═══ Supplied records ═══

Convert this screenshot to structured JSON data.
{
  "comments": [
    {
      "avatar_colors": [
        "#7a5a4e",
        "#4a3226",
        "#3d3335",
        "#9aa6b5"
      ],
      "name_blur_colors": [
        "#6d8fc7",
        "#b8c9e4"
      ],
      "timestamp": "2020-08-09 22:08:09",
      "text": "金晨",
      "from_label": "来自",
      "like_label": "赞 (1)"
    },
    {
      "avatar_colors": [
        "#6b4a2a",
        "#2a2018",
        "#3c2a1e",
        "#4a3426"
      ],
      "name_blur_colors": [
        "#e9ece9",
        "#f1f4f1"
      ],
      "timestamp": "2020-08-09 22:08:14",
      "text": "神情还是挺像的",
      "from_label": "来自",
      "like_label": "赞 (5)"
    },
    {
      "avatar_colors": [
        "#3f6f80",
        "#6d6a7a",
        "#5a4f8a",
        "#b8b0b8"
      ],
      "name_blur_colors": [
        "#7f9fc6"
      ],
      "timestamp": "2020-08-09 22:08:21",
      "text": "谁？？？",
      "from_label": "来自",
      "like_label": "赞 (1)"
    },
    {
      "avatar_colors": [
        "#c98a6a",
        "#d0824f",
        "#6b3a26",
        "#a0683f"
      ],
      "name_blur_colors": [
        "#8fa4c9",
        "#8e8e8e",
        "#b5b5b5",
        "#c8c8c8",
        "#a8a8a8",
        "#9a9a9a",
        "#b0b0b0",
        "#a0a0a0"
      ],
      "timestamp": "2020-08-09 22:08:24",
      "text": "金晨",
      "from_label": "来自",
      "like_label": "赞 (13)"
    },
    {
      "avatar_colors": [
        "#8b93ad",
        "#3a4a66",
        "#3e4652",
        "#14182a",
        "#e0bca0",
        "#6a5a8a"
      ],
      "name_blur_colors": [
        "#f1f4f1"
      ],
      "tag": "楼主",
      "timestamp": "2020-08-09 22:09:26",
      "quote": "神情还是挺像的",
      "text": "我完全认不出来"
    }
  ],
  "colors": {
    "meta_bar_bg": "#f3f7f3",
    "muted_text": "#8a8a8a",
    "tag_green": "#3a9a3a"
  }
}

═══
═══ Supplied records ═══

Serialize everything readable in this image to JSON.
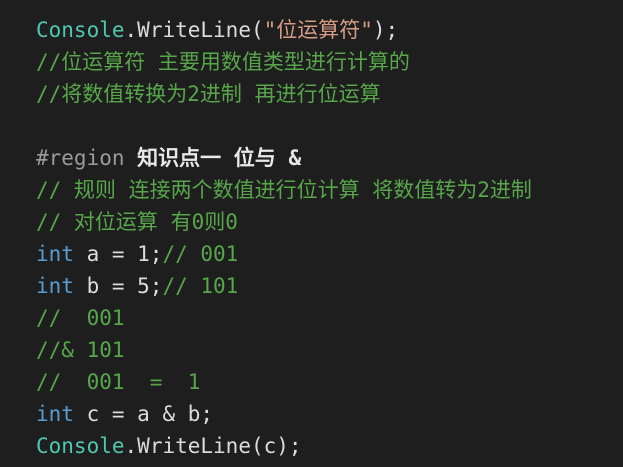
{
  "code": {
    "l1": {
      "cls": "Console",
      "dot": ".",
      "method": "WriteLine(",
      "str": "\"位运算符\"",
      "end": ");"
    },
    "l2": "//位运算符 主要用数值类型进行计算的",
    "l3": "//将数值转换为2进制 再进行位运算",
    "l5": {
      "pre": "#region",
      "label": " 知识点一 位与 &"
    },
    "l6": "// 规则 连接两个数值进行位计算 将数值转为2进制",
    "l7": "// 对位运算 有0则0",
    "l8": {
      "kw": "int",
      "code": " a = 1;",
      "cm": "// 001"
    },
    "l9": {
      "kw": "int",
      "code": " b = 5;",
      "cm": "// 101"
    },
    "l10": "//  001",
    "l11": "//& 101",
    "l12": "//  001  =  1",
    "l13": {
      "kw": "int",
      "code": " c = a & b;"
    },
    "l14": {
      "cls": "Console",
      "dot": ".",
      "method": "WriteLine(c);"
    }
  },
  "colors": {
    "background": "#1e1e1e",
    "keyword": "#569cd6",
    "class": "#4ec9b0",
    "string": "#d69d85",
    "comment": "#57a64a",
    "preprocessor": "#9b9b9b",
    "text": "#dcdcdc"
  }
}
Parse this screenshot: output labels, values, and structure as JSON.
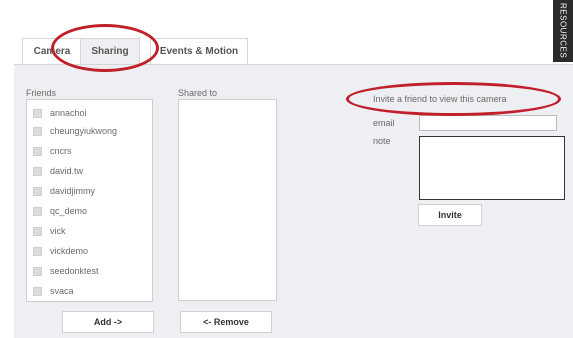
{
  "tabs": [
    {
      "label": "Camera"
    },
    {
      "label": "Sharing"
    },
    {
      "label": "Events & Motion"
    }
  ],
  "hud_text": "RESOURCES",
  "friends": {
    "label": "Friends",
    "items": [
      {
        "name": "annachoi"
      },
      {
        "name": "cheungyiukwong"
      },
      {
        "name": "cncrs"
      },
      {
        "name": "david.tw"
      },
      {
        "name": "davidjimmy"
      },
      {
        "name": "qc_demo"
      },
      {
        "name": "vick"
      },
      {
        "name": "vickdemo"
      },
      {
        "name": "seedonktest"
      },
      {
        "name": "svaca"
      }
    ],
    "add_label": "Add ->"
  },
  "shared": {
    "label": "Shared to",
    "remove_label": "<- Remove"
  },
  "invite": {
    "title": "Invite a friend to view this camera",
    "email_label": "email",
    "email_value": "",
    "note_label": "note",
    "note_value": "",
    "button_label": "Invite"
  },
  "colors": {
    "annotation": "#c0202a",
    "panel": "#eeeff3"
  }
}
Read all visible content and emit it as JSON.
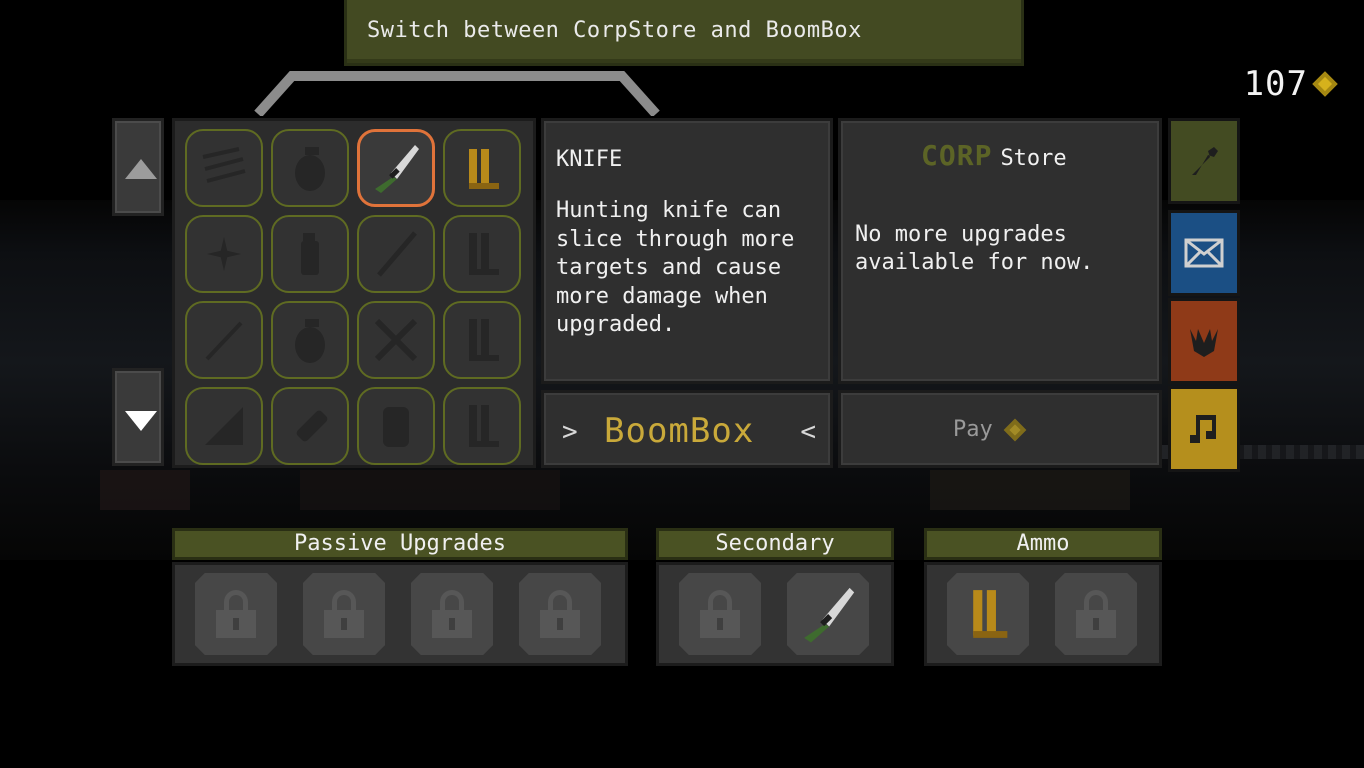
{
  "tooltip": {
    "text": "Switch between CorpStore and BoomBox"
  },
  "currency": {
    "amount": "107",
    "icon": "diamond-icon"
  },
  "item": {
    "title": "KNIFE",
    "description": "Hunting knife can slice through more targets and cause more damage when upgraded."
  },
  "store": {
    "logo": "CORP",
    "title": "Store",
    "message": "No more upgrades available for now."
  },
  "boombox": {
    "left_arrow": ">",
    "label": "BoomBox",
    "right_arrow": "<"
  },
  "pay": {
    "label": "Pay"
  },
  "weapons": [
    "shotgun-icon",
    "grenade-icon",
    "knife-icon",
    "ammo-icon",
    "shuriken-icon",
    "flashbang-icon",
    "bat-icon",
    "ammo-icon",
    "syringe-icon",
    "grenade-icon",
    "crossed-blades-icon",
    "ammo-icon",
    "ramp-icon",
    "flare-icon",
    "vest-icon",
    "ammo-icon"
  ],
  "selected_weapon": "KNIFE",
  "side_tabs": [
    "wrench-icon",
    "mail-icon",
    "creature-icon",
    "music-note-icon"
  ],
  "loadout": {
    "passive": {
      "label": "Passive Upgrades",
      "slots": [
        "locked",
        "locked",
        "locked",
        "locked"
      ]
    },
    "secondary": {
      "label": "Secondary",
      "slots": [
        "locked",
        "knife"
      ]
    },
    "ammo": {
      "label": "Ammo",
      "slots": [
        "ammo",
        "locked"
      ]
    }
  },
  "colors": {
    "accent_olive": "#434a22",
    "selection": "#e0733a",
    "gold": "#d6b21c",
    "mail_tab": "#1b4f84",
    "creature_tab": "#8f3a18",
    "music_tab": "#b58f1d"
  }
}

═══

→ **Exercise prompt**
Look for "timestamp" and pull out every line that has it.

→ **Worked answer**
      "timestamp": "2020-08-09 22:08:09",
      "timestamp": "2020-08-09 22:08:14",
      "timestamp": "2020-08-09 22:08:21",
      "timestamp": "2020-08-09 22:08:24",
      "timestamp": "2020-08-09 22:09:26",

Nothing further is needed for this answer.